REQUIREMENTS. Type out the records that follow, exactly as given.

SUPPLIED MATERIAL.

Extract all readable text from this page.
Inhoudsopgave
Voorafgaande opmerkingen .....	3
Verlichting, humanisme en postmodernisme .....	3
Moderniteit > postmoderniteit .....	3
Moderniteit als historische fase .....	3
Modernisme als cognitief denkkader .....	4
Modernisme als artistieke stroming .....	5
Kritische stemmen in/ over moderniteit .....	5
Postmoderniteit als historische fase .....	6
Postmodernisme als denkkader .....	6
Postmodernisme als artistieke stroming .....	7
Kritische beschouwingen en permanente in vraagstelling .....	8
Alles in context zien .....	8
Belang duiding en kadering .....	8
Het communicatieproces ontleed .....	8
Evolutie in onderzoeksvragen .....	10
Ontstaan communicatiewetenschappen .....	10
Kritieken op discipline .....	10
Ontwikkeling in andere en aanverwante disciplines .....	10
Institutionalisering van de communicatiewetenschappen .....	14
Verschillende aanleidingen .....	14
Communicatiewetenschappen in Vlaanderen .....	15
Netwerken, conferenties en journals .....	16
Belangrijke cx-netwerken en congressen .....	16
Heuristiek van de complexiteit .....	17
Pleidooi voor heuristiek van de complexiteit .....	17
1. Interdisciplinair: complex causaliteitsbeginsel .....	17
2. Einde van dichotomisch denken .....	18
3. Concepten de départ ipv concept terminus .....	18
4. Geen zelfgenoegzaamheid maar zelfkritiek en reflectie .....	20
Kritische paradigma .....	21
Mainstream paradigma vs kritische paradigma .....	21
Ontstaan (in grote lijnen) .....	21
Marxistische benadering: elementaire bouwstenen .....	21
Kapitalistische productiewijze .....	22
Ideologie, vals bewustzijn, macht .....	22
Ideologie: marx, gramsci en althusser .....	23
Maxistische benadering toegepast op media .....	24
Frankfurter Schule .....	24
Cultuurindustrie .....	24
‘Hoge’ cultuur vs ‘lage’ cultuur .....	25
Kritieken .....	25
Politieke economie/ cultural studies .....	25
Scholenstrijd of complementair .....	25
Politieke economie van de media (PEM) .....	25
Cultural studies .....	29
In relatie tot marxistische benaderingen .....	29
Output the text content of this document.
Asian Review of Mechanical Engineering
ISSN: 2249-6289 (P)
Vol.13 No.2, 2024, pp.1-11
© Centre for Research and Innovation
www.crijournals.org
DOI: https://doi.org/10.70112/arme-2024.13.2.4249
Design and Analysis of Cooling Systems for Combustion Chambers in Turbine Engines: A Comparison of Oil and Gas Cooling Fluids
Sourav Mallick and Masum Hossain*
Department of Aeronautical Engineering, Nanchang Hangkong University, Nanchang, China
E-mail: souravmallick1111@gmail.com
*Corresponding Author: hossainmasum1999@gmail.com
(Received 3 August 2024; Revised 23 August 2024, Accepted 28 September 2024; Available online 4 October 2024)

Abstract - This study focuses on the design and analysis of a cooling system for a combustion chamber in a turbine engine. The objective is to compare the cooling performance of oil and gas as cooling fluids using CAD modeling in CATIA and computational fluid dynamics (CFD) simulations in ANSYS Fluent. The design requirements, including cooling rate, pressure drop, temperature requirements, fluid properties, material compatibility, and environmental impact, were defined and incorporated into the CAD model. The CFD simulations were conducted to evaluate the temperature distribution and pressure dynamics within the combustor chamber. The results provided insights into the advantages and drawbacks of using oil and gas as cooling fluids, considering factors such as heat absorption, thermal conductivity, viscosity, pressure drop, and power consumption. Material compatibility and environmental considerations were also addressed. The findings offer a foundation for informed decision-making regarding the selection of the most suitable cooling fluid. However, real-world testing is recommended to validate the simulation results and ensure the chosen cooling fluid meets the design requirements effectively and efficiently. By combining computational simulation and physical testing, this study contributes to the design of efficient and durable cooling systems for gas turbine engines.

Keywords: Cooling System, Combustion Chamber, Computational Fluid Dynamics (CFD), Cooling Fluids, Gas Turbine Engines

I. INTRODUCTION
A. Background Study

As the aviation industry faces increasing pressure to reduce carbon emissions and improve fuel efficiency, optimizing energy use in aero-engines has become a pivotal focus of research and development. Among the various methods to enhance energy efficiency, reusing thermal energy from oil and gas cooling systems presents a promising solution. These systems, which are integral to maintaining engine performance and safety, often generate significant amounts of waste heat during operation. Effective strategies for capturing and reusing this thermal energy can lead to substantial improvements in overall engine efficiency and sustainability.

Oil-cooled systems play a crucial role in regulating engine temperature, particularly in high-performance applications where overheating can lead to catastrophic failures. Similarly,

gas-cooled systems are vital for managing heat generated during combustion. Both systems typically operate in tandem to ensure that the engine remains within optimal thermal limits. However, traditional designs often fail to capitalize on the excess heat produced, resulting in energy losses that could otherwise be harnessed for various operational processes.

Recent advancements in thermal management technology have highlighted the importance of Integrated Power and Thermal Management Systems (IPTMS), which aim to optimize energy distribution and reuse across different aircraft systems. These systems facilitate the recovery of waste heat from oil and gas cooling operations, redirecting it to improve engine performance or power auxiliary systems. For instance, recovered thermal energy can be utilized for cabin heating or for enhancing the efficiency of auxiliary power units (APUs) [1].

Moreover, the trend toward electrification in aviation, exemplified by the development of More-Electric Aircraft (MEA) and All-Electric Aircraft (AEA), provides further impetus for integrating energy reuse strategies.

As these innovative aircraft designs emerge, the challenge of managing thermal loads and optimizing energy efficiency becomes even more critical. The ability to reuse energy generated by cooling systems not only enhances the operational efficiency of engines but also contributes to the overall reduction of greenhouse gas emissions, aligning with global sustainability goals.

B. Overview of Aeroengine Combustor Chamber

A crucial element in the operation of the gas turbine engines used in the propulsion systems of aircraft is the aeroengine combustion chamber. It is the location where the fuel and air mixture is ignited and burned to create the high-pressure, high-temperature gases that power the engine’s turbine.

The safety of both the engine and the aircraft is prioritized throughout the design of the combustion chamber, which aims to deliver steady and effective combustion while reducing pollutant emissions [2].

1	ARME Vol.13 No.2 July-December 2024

RESPONSE BELOW.
Extract all readable text from this page.
Inhoudsopgave
Voorafgaande opmerkingen .....	3
Verlichting, humanisme en postmodernisme .....	3
Moderniteit > postmoderniteit .....	3
Moderniteit als historische fase .....	3
Modernisme als cognitief denkkader .....	4
Modernisme als artistieke stroming .....	5
Kritische stemmen in/ over moderniteit .....	5
Postmoderniteit als historische fase .....	6
Postmodernisme als denkkader .....	6
Postmodernisme als artistieke stroming .....	7
Kritische beschouwingen en permanente in vraagstelling .....	8
Alles in context zien .....	8
Belang duiding en kadering .....	8
Het communicatieproces ontleed .....	8
Evolutie in onderzoeksvragen .....	10
Ontstaan communicatiewetenschappen .....	10
Kritieken op discipline .....	10
Ontwikkeling in andere en aanverwante disciplines .....	10
Institutionalisering van de communicatiewetenschappen .....	14
Verschillende aanleidingen .....	14
Communicatiewetenschappen in Vlaanderen .....	15
Netwerken, conferenties en journals .....	16
Belangrijke cx-netwerken en congressen .....	16
Heuristiek van de complexiteit .....	17
Pleidooi voor heuristiek van de complexiteit .....	17
1. Interdisciplinair: complex causaliteitsbeginsel .....	17
2. Einde van dichotomisch denken .....	18
3. Concepten de départ ipv concept terminus .....	18
4. Geen zelfgenoegzaamheid maar zelfkritiek en reflectie .....	20
Kritische paradigma .....	21
Mainstream paradigma vs kritische paradigma .....	21
Ontstaan (in grote lijnen) .....	21
Marxistische benadering: elementaire bouwstenen .....	21
Kapitalistische productiewijze .....	22
Ideologie, vals bewustzijn, macht .....	22
Ideologie: marx, gramsci en althusser .....	23
Maxistische benadering toegepast op media .....	24
Frankfurter Schule .....	24
Cultuurindustrie .....	24
‘Hoge’ cultuur vs ‘lage’ cultuur .....	25
Kritieken .....	25
Politieke economie/ cultural studies .....	25
Scholenstrijd of complementair .....	25
Politieke economie van de media (PEM) .....	25
Cultural studies .....	29
In relatie tot marxistische benaderingen .....	29
Output the text content of this document.
Asian Review of Mechanical Engineering
ISSN: 2249-6289 (P)
Vol.13 No.2, 2024, pp.1-11
© Centre for Research and Innovation
www.crijournals.org
DOI: https://doi.org/10.70112/arme-2024.13.2.4249
Design and Analysis of Cooling Systems for Combustion Chambers in Turbine Engines: A Comparison of Oil and Gas Cooling Fluids
Sourav Mallick and Masum Hossain*
Department of Aeronautical Engineering, Nanchang Hangkong University, Nanchang, China
E-mail: souravmallick1111@gmail.com
*Corresponding Author: hossainmasum1999@gmail.com
(Received 3 August 2024; Revised 23 August 2024, Accepted 28 September 2024; Available online 4 October 2024)

Abstract - This study focuses on the design and analysis of a cooling system for a combustion chamber in a turbine engine. The objective is to compare the cooling performance of oil and gas as cooling fluids using CAD modeling in CATIA and computational fluid dynamics (CFD) simulations in ANSYS Fluent. The design requirements, including cooling rate, pressure drop, temperature requirements, fluid properties, material compatibility, and environmental impact, were defined and incorporated into the CAD model. The CFD simulations were conducted to evaluate the temperature distribution and pressure dynamics within the combustor chamber. The results provided insights into the advantages and drawbacks of using oil and gas as cooling fluids, considering factors such as heat absorption, thermal conductivity, viscosity, pressure drop, and power consumption. Material compatibility and environmental considerations were also addressed. The findings offer a foundation for informed decision-making regarding the selection of the most suitable cooling fluid. However, real-world testing is recommended to validate the simulation results and ensure the chosen cooling fluid meets the design requirements effectively and efficiently. By combining computational simulation and physical testing, this study contributes to the design of efficient and durable cooling systems for gas turbine engines.

Keywords: Cooling System, Combustion Chamber, Computational Fluid Dynamics (CFD), Cooling Fluids, Gas Turbine Engines

I. INTRODUCTION
A. Background Study

As the aviation industry faces increasing pressure to reduce carbon emissions and improve fuel efficiency, optimizing energy use in aero-engines has become a pivotal focus of research and development. Among the various methods to enhance energy efficiency, reusing thermal energy from oil and gas cooling systems presents a promising solution. These systems, which are integral to maintaining engine performance and safety, often generate significant amounts of waste heat during operation. Effective strategies for capturing and reusing this thermal energy can lead to substantial improvements in overall engine efficiency and sustainability.

Oil-cooled systems play a crucial role in regulating engine temperature, particularly in high-performance applications where overheating can lead to catastrophic failures. Similarly,

gas-cooled systems are vital for managing heat generated during combustion. Both systems typically operate in tandem to ensure that the engine remains within optimal thermal limits. However, traditional designs often fail to capitalize on the excess heat produced, resulting in energy losses that could otherwise be harnessed for various operational processes.

Recent advancements in thermal management technology have highlighted the importance of Integrated Power and Thermal Management Systems (IPTMS), which aim to optimize energy distribution and reuse across different aircraft systems. These systems facilitate the recovery of waste heat from oil and gas cooling operations, redirecting it to improve engine performance or power auxiliary systems. For instance, recovered thermal energy can be utilized for cabin heating or for enhancing the efficiency of auxiliary power units (APUs) [1].

Moreover, the trend toward electrification in aviation, exemplified by the development of More-Electric Aircraft (MEA) and All-Electric Aircraft (AEA), provides further impetus for integrating energy reuse strategies.

As these innovative aircraft designs emerge, the challenge of managing thermal loads and optimizing energy efficiency becomes even more critical. The ability to reuse energy generated by cooling systems not only enhances the operational efficiency of engines but also contributes to the overall reduction of greenhouse gas emissions, aligning with global sustainability goals.

B. Overview of Aeroengine Combustor Chamber

A crucial element in the operation of the gas turbine engines used in the propulsion systems of aircraft is the aeroengine combustion chamber. It is the location where the fuel and air mixture is ignited and burned to create the high-pressure, high-temperature gases that power the engine’s turbine.

The safety of both the engine and the aircraft is prioritized throughout the design of the combustion chamber, which aims to deliver steady and effective combustion while reducing pollutant emissions [2].

1	ARME Vol.13 No.2 July-December 2024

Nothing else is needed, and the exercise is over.